__Exercise data__

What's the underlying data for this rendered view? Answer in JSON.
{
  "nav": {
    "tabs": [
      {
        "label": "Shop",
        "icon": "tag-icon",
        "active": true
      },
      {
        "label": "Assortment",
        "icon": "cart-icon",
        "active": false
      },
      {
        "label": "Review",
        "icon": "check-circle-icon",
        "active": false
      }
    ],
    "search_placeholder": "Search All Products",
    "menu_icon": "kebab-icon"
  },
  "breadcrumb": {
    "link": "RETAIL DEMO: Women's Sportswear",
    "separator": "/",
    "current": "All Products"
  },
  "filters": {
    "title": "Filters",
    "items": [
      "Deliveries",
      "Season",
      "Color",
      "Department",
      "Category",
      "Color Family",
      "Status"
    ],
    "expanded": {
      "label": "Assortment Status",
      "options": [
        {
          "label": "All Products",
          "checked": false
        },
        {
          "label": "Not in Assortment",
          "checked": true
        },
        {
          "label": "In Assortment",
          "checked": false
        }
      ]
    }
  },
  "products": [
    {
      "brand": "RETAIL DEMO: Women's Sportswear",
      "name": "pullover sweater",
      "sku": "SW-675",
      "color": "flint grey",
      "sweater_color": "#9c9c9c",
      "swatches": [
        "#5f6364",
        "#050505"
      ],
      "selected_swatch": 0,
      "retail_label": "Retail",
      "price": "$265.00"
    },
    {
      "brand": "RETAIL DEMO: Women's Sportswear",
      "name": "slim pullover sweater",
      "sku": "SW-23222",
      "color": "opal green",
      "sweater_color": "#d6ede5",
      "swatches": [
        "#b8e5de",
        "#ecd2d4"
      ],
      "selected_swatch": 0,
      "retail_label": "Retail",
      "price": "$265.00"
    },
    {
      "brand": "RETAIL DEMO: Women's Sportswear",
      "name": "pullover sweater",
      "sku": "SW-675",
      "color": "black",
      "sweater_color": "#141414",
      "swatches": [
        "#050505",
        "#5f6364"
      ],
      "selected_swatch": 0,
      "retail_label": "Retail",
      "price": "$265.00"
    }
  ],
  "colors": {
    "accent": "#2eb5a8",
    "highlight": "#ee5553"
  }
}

__What is being asked__
Every line above should be written out again exactly as it stands.

__Task solution__
What's the underlying data for this rendered view? Answer in JSON.
{
  "nav": {
    "tabs": [
      {
        "label": "Shop",
        "icon": "tag-icon",
        "active": true
      },
      {
        "label": "Assortment",
        "icon": "cart-icon",
        "active": false
      },
      {
        "label": "Review",
        "icon": "check-circle-icon",
        "active": false
      }
    ],
    "search_placeholder": "Search All Products",
    "menu_icon": "kebab-icon"
  },
  "breadcrumb": {
    "link": "RETAIL DEMO: Women's Sportswear",
    "separator": "/",
    "current": "All Products"
  },
  "filters": {
    "title": "Filters",
    "items": [
      "Deliveries",
      "Season",
      "Color",
      "Department",
      "Category",
      "Color Family",
      "Status"
    ],
    "expanded": {
      "label": "Assortment Status",
      "options": [
        {
          "label": "All Products",
          "checked": false
        },
        {
          "label": "Not in Assortment",
          "checked": true
        },
        {
          "label": "In Assortment",
          "checked": false
        }
      ]
    }
  },
  "products": [
    {
      "brand": "RETAIL DEMO: Women's Sportswear",
      "name": "pullover sweater",
      "sku": "SW-675",
      "color": "flint grey",
      "sweater_color": "#9c9c9c",
      "swatches": [
        "#5f6364",
        "#050505"
      ],
      "selected_swatch": 0,
      "retail_label": "Retail",
      "price": "$265.00"
    },
    {
      "brand": "RETAIL DEMO: Women's Sportswear",
      "name": "slim pullover sweater",
      "sku": "SW-23222",
      "color": "opal green",
      "sweater_color": "#d6ede5",
      "swatches": [
        "#b8e5de",
        "#ecd2d4"
      ],
      "selected_swatch": 0,
      "retail_label": "Retail",
      "price": "$265.00"
    },
    {
      "brand": "RETAIL DEMO: Women's Sportswear",
      "name": "pullover sweater",
      "sku": "SW-675",
      "color": "black",
      "sweater_color": "#141414",
      "swatches": [
        "#050505",
        "#5f6364"
      ],
      "selected_swatch": 0,
      "retail_label": "Retail",
      "price": "$265.00"
    }
  ],
  "colors": {
    "accent": "#2eb5a8",
    "highlight": "#ee5553"
  }
}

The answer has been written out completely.